Problem statement. Each entry below must be repeated exactly, with pictures left out.

++++

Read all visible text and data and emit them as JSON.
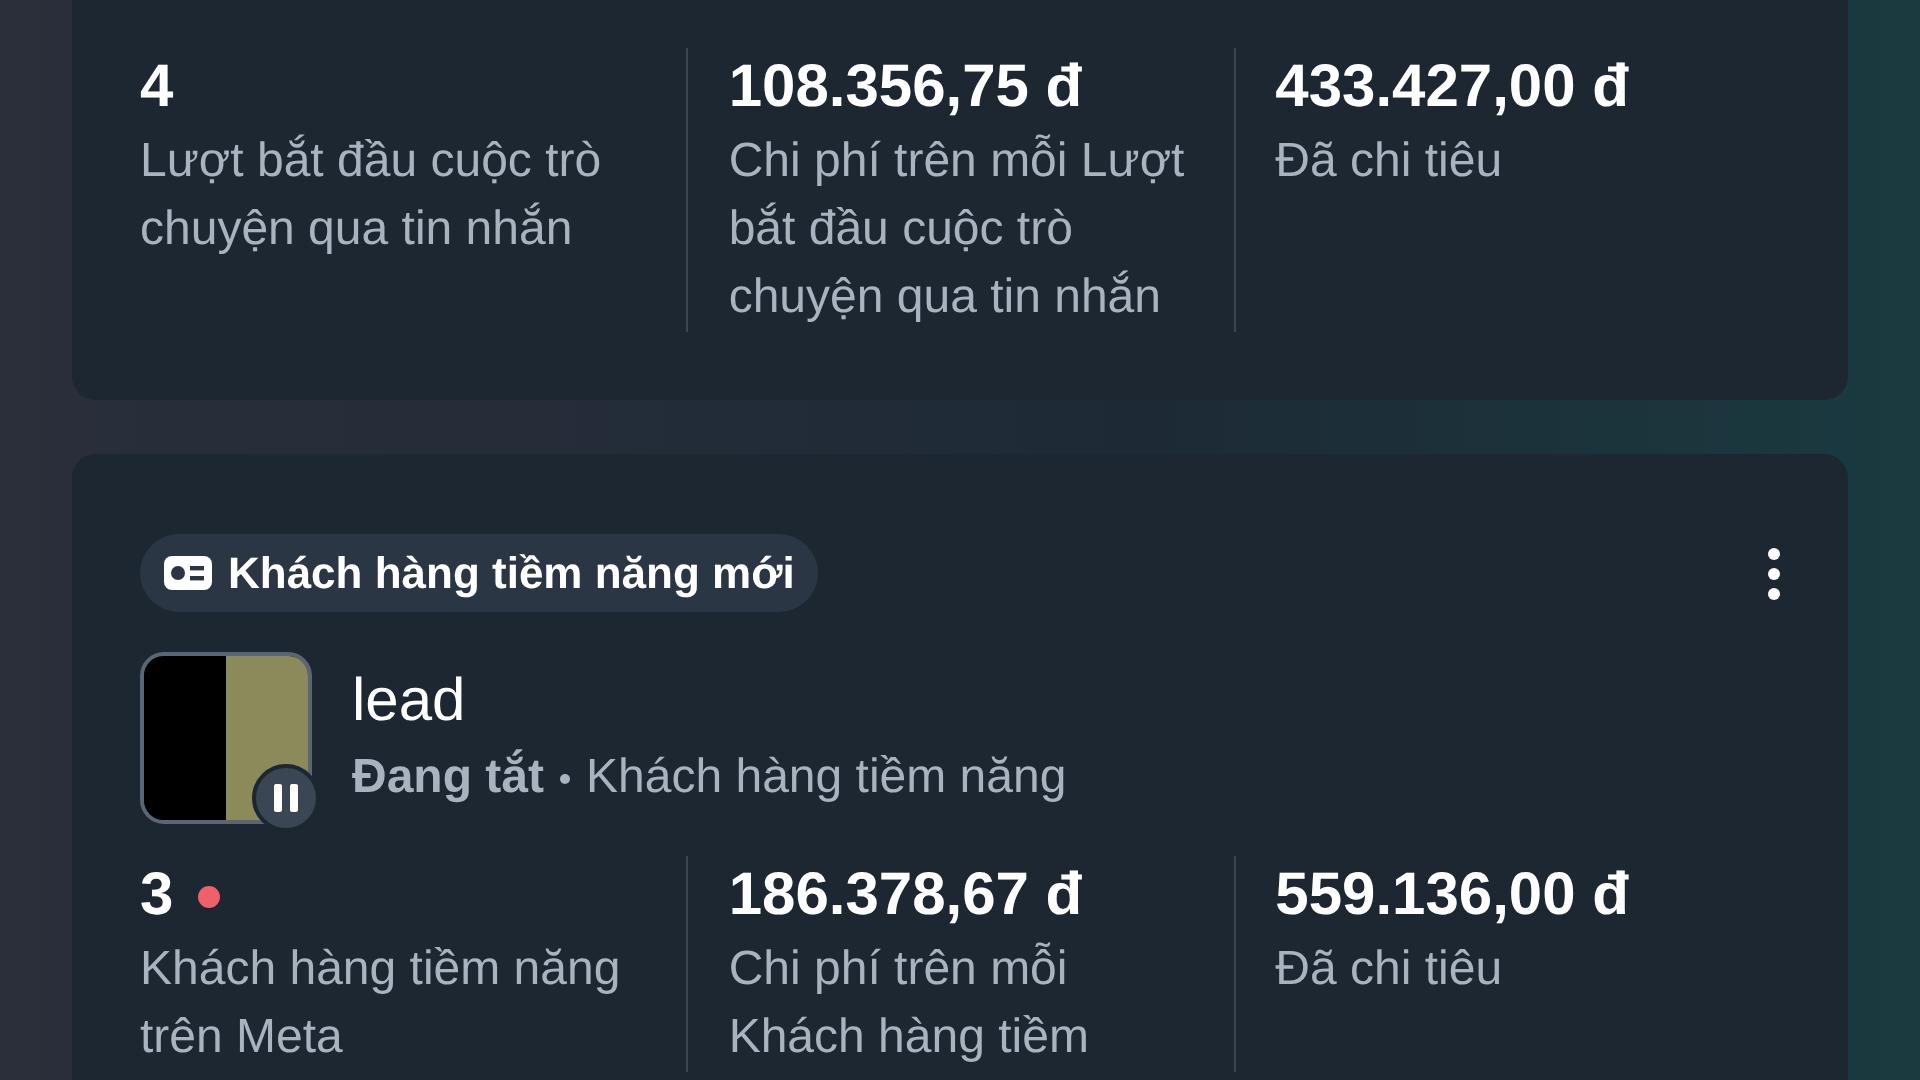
{
  "cards": [
    {
      "metrics": [
        {
          "value": "4",
          "label": "Lượt bắt đầu cuộc trò chuyện qua tin nhắn",
          "alert": false
        },
        {
          "value": "108.356,75 đ",
          "label": "Chi phí trên mỗi Lượt bắt đầu cuộc trò chuyện qua tin nhắn",
          "alert": false
        },
        {
          "value": "433.427,00 đ",
          "label": "Đã chi tiêu",
          "alert": false
        }
      ]
    },
    {
      "objective": "Khách hàng tiềm năng mới",
      "name": "lead",
      "status": "Đang tắt",
      "type": "Khách hàng tiềm năng",
      "metrics": [
        {
          "value": "3",
          "label": "Khách hàng tiềm năng trên Meta",
          "alert": true
        },
        {
          "value": "186.378,67 đ",
          "label": "Chi phí trên mỗi Khách hàng tiềm",
          "alert": false
        },
        {
          "value": "559.136,00 đ",
          "label": "Đã chi tiêu",
          "alert": false
        }
      ]
    }
  ]
}
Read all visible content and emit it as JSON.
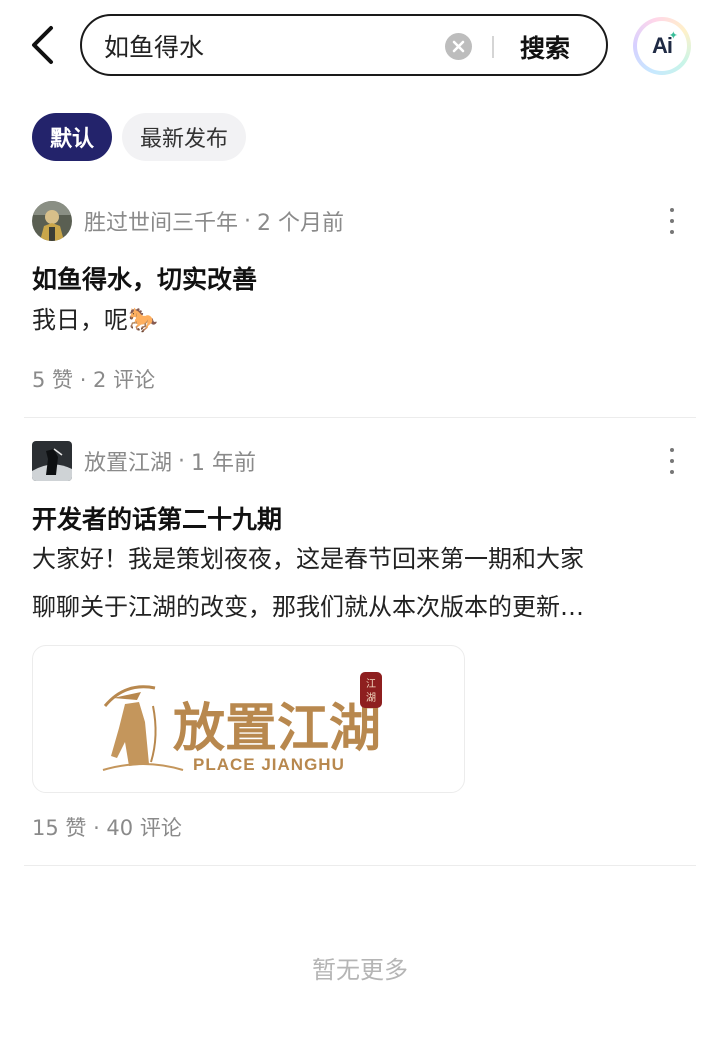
{
  "header": {
    "search_value": "如鱼得水",
    "search_button": "搜索",
    "ai_label": "Ai"
  },
  "tabs": [
    {
      "label": "默认",
      "active": true
    },
    {
      "label": "最新发布",
      "active": false
    }
  ],
  "posts": [
    {
      "author": "胜过世间三千年",
      "time": "2 个月前",
      "title": "如鱼得水，切实改善",
      "body": "我日，呢🐎",
      "stats": "5 赞 · 2 评论"
    },
    {
      "author": "放置江湖",
      "time": "1 年前",
      "title": "开发者的话第二十九期",
      "body_line1": "大家好！我是策划夜夜，这是春节回来第一期和大家",
      "body_line2": "聊聊关于江湖的改变，那我们就从本次版本的更新…",
      "image": {
        "logo_text": "放置江湖",
        "logo_sub": "PLACE JIANGHU",
        "seal_text": "江湖"
      },
      "stats": "15 赞 · 40 评论"
    }
  ],
  "footer": {
    "no_more": "暂无更多"
  },
  "colors": {
    "accent": "#23236b",
    "logo_gold": "#b8884e",
    "seal_red": "#8e1f1f"
  }
}
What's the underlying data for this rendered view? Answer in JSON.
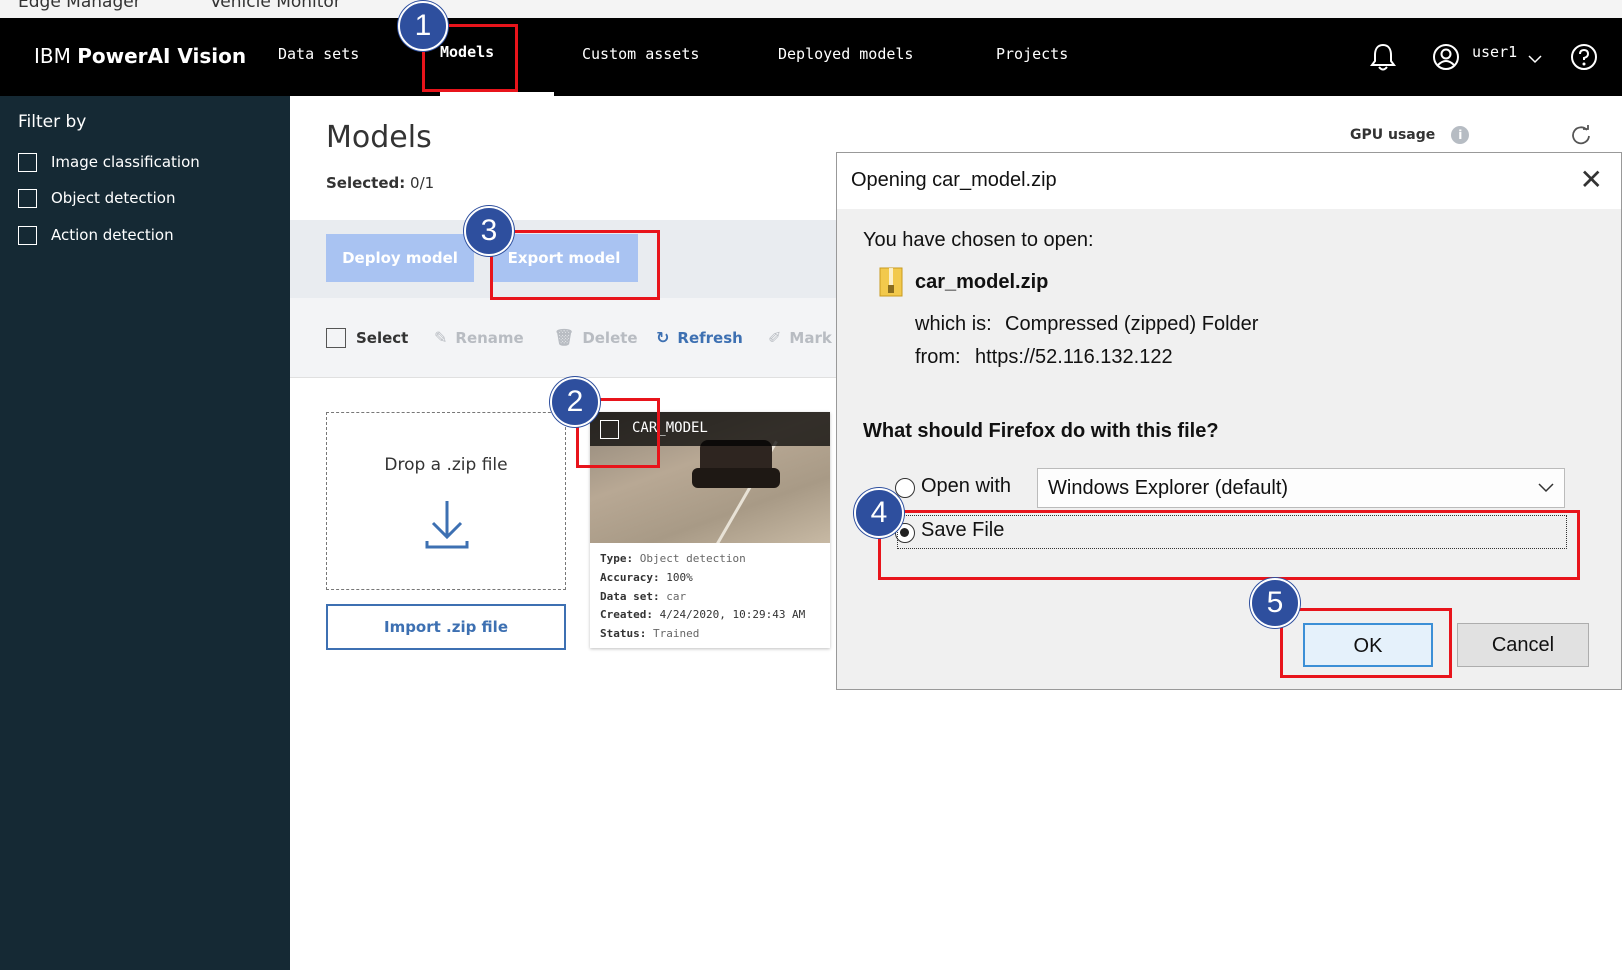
{
  "browser_strip": {
    "items": [
      "Edge Manager",
      "Vehicle Monitor"
    ]
  },
  "header": {
    "brand_prefix": "IBM",
    "brand_name": "PowerAI Vision",
    "nav": [
      {
        "label": "Data sets",
        "active": false
      },
      {
        "label": "Models",
        "active": true
      },
      {
        "label": "Custom assets",
        "active": false
      },
      {
        "label": "Deployed models",
        "active": false
      },
      {
        "label": "Projects",
        "active": false
      }
    ],
    "user": "user1",
    "icons": [
      "bell-icon",
      "user-circle-icon",
      "chevron-down-icon",
      "help-icon"
    ]
  },
  "sidebar": {
    "title": "Filter by",
    "filters": [
      {
        "label": "Image classification",
        "checked": false
      },
      {
        "label": "Object detection",
        "checked": false
      },
      {
        "label": "Action detection",
        "checked": false
      }
    ]
  },
  "main": {
    "title": "Models",
    "selected_label": "Selected:",
    "selected_value": "0/1",
    "gpu_label": "GPU usage",
    "actions": {
      "deploy": "Deploy model",
      "export": "Export model"
    },
    "toolbar": {
      "select": "Select",
      "rename": "Rename",
      "delete": "Delete",
      "refresh": "Refresh",
      "mark": "Mark"
    },
    "dropzone": {
      "text": "Drop a .zip file",
      "import_button": "Import .zip file"
    },
    "card": {
      "name": "CAR_MODEL",
      "type_label": "Type:",
      "type_value": "Object detection",
      "accuracy_label": "Accuracy:",
      "accuracy_value": "100%",
      "dataset_label": "Data set:",
      "dataset_value": "car",
      "created_label": "Created:",
      "created_value": "4/24/2020, 10:29:43 AM",
      "status_label": "Status:",
      "status_value": "Trained"
    }
  },
  "dialog": {
    "title": "Opening car_model.zip",
    "chosen_label": "You have chosen to open:",
    "filename": "car_model.zip",
    "which_is_label": "which is:",
    "which_is_value": "Compressed (zipped) Folder",
    "from_label": "from:",
    "from_value": "https://52.116.132.122",
    "question": "What should Firefox do with this file?",
    "open_with_label": "Open with",
    "open_with_value": "Windows Explorer (default)",
    "save_file_label": "Save File",
    "selected_option": "save_file",
    "ok": "OK",
    "cancel": "Cancel"
  },
  "annotations": {
    "steps": [
      "1",
      "2",
      "3",
      "4",
      "5"
    ],
    "highlight_color": "#e8141b",
    "badge_color": "#2e4f9e"
  },
  "colors": {
    "header_bg": "#000000",
    "sidebar_bg": "#152934",
    "accent_blue": "#3d70b2",
    "disabled_button": "#a9c3f2"
  }
}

++++

Exercise output.
Read all visible text and data and emit them as JSON.
{
  "cards": [
    {
      "metrics": [
        {
          "value": "4",
          "label": "Lượt bắt đầu cuộc trò chuyện qua tin nhắn",
          "alert": false
        },
        {
          "value": "108.356,75 đ",
          "label": "Chi phí trên mỗi Lượt bắt đầu cuộc trò chuyện qua tin nhắn",
          "alert": false
        },
        {
          "value": "433.427,00 đ",
          "label": "Đã chi tiêu",
          "alert": false
        }
      ]
    },
    {
      "objective": "Khách hàng tiềm năng mới",
      "name": "lead",
      "status": "Đang tắt",
      "type": "Khách hàng tiềm năng",
      "metrics": [
        {
          "value": "3",
          "label": "Khách hàng tiềm năng trên Meta",
          "alert": true
        },
        {
          "value": "186.378,67 đ",
          "label": "Chi phí trên mỗi Khách hàng tiềm",
          "alert": false
        },
        {
          "value": "559.136,00 đ",
          "label": "Đã chi tiêu",
          "alert": false
        }
      ]
    }
  ]
}
Read all visible content and emit it as JSON.
{
  "header": {
    "search_value": "如鱼得水",
    "search_button": "搜索",
    "ai_label": "Ai"
  },
  "tabs": [
    {
      "label": "默认",
      "active": true
    },
    {
      "label": "最新发布",
      "active": false
    }
  ],
  "posts": [
    {
      "author": "胜过世间三千年",
      "time": "2 个月前",
      "title": "如鱼得水，切实改善",
      "body": "我日，呢🐎",
      "stats": "5 赞 · 2 评论"
    },
    {
      "author": "放置江湖",
      "time": "1 年前",
      "title": "开发者的话第二十九期",
      "body_line1": "大家好！我是策划夜夜，这是春节回来第一期和大家",
      "body_line2": "聊聊关于江湖的改变，那我们就从本次版本的更新…",
      "image": {
        "logo_text": "放置江湖",
        "logo_sub": "PLACE JIANGHU",
        "seal_text": "江湖"
      },
      "stats": "15 赞 · 40 评论"
    }
  ],
  "footer": {
    "no_more": "暂无更多"
  },
  "colors": {
    "accent": "#23236b",
    "logo_gold": "#b8884e",
    "seal_red": "#8e1f1f"
  }
}
What's the underlying data for this rendered view? Answer in JSON.
{
  "browser_strip": {
    "items": [
      "Edge Manager",
      "Vehicle Monitor"
    ]
  },
  "header": {
    "brand_prefix": "IBM",
    "brand_name": "PowerAI Vision",
    "nav": [
      {
        "label": "Data sets",
        "active": false
      },
      {
        "label": "Models",
        "active": true
      },
      {
        "label": "Custom assets",
        "active": false
      },
      {
        "label": "Deployed models",
        "active": false
      },
      {
        "label": "Projects",
        "active": false
      }
    ],
    "user": "user1",
    "icons": [
      "bell-icon",
      "user-circle-icon",
      "chevron-down-icon",
      "help-icon"
    ]
  },
  "sidebar": {
    "title": "Filter by",
    "filters": [
      {
        "label": "Image classification",
        "checked": false
      },
      {
        "label": "Object detection",
        "checked": false
      },
      {
        "label": "Action detection",
        "checked": false
      }
    ]
  },
  "main": {
    "title": "Models",
    "selected_label": "Selected:",
    "selected_value": "0/1",
    "gpu_label": "GPU usage",
    "actions": {
      "deploy": "Deploy model",
      "export": "Export model"
    },
    "toolbar": {
      "select": "Select",
      "rename": "Rename",
      "delete": "Delete",
      "refresh": "Refresh",
      "mark": "Mark"
    },
    "dropzone": {
      "text": "Drop a .zip file",
      "import_button": "Import .zip file"
    },
    "card": {
      "name": "CAR_MODEL",
      "type_label": "Type:",
      "type_value": "Object detection",
      "accuracy_label": "Accuracy:",
      "accuracy_value": "100%",
      "dataset_label": "Data set:",
      "dataset_value": "car",
      "created_label": "Created:",
      "created_value": "4/24/2020, 10:29:43 AM",
      "status_label": "Status:",
      "status_value": "Trained"
    }
  },
  "dialog": {
    "title": "Opening car_model.zip",
    "chosen_label": "You have chosen to open:",
    "filename": "car_model.zip",
    "which_is_label": "which is:",
    "which_is_value": "Compressed (zipped) Folder",
    "from_label": "from:",
    "from_value": "https://52.116.132.122",
    "question": "What should Firefox do with this file?",
    "open_with_label": "Open with",
    "open_with_value": "Windows Explorer (default)",
    "save_file_label": "Save File",
    "selected_option": "save_file",
    "ok": "OK",
    "cancel": "Cancel"
  },
  "annotations": {
    "steps": [
      "1",
      "2",
      "3",
      "4",
      "5"
    ],
    "highlight_color": "#e8141b",
    "badge_color": "#2e4f9e"
  },
  "colors": {
    "header_bg": "#000000",
    "sidebar_bg": "#152934",
    "accent_blue": "#3d70b2",
    "disabled_button": "#a9c3f2"
  }
}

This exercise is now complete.